[Dataset rows about figures]
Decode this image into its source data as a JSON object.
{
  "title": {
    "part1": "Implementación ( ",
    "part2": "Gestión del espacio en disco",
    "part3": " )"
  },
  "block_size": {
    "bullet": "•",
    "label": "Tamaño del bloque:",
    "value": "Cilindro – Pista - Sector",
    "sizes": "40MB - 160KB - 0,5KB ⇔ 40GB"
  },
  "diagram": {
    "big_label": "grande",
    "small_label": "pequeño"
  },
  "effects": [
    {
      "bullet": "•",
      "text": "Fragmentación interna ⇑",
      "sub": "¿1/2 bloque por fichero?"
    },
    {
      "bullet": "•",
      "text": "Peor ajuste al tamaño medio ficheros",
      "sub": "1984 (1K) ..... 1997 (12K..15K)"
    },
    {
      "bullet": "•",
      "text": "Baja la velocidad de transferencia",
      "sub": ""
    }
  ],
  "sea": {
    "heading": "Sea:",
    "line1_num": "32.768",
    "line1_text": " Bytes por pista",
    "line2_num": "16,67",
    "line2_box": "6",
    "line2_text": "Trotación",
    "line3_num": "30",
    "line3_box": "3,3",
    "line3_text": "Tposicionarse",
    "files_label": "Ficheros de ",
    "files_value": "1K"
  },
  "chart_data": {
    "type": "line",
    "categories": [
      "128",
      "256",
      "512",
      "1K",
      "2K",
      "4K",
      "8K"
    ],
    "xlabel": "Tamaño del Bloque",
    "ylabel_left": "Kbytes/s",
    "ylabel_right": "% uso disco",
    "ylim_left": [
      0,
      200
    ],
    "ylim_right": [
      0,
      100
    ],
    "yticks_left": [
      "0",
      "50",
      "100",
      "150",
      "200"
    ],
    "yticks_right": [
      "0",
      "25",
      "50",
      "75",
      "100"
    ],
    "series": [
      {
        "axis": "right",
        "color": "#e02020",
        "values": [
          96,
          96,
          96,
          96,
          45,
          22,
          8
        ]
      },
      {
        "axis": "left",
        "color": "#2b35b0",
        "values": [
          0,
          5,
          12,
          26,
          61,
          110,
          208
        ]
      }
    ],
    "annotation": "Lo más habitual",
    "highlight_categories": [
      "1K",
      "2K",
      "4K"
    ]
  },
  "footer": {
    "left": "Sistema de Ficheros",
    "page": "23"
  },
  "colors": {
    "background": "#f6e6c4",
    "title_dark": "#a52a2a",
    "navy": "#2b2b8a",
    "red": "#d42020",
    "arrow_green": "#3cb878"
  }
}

### EXERCISE BRIEF
Copy the entries above exactly, leaving none out.

### THE RESPONSE
Decode this image into its source data as a JSON object.
{
  "title": {
    "part1": "Implementación ( ",
    "part2": "Gestión del espacio en disco",
    "part3": " )"
  },
  "block_size": {
    "bullet": "•",
    "label": "Tamaño del bloque:",
    "value": "Cilindro – Pista - Sector",
    "sizes": "40MB - 160KB - 0,5KB ⇔ 40GB"
  },
  "diagram": {
    "big_label": "grande",
    "small_label": "pequeño"
  },
  "effects": [
    {
      "bullet": "•",
      "text": "Fragmentación interna ⇑",
      "sub": "¿1/2 bloque por fichero?"
    },
    {
      "bullet": "•",
      "text": "Peor ajuste al tamaño medio ficheros",
      "sub": "1984 (1K) ..... 1997 (12K..15K)"
    },
    {
      "bullet": "•",
      "text": "Baja la velocidad de transferencia",
      "sub": ""
    }
  ],
  "sea": {
    "heading": "Sea:",
    "line1_num": "32.768",
    "line1_text": " Bytes por pista",
    "line2_num": "16,67",
    "line2_box": "6",
    "line2_text": "Trotación",
    "line3_num": "30",
    "line3_box": "3,3",
    "line3_text": "Tposicionarse",
    "files_label": "Ficheros de ",
    "files_value": "1K"
  },
  "chart_data": {
    "type": "line",
    "categories": [
      "128",
      "256",
      "512",
      "1K",
      "2K",
      "4K",
      "8K"
    ],
    "xlabel": "Tamaño del Bloque",
    "ylabel_left": "Kbytes/s",
    "ylabel_right": "% uso disco",
    "ylim_left": [
      0,
      200
    ],
    "ylim_right": [
      0,
      100
    ],
    "yticks_left": [
      "0",
      "50",
      "100",
      "150",
      "200"
    ],
    "yticks_right": [
      "0",
      "25",
      "50",
      "75",
      "100"
    ],
    "series": [
      {
        "axis": "right",
        "color": "#e02020",
        "values": [
          96,
          96,
          96,
          96,
          45,
          22,
          8
        ]
      },
      {
        "axis": "left",
        "color": "#2b35b0",
        "values": [
          0,
          5,
          12,
          26,
          61,
          110,
          208
        ]
      }
    ],
    "annotation": "Lo más habitual",
    "highlight_categories": [
      "1K",
      "2K",
      "4K"
    ]
  },
  "footer": {
    "left": "Sistema de Ficheros",
    "page": "23"
  },
  "colors": {
    "background": "#f6e6c4",
    "title_dark": "#a52a2a",
    "navy": "#2b2b8a",
    "red": "#d42020",
    "arrow_green": "#3cb878"
  }
}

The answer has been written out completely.